_Exercise prompt_: Quote the listing below in its entirety.

_Data provided_:
★ ★ ★ ★ ★
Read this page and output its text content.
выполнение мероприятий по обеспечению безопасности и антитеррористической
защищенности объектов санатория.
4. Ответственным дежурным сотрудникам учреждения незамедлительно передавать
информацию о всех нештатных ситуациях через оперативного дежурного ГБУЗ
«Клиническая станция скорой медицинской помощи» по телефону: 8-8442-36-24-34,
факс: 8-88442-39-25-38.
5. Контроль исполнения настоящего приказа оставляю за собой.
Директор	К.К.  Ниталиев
★ ★ ★ ★ ★
_Full output_:
Read this page and output its text content.
выполнение мероприятий по обеспечению безопасности и антитеррористической
защищенности объектов санатория.
4. Ответственным дежурным сотрудникам учреждения незамедлительно передавать
информацию о всех нештатных ситуациях через оперативного дежурного ГБУЗ
«Клиническая станция скорой медицинской помощи» по телефону: 8-8442-36-24-34,
факс: 8-88442-39-25-38.
5. Контроль исполнения настоящего приказа оставляю за собой.
Директор	К.К.  Ниталиев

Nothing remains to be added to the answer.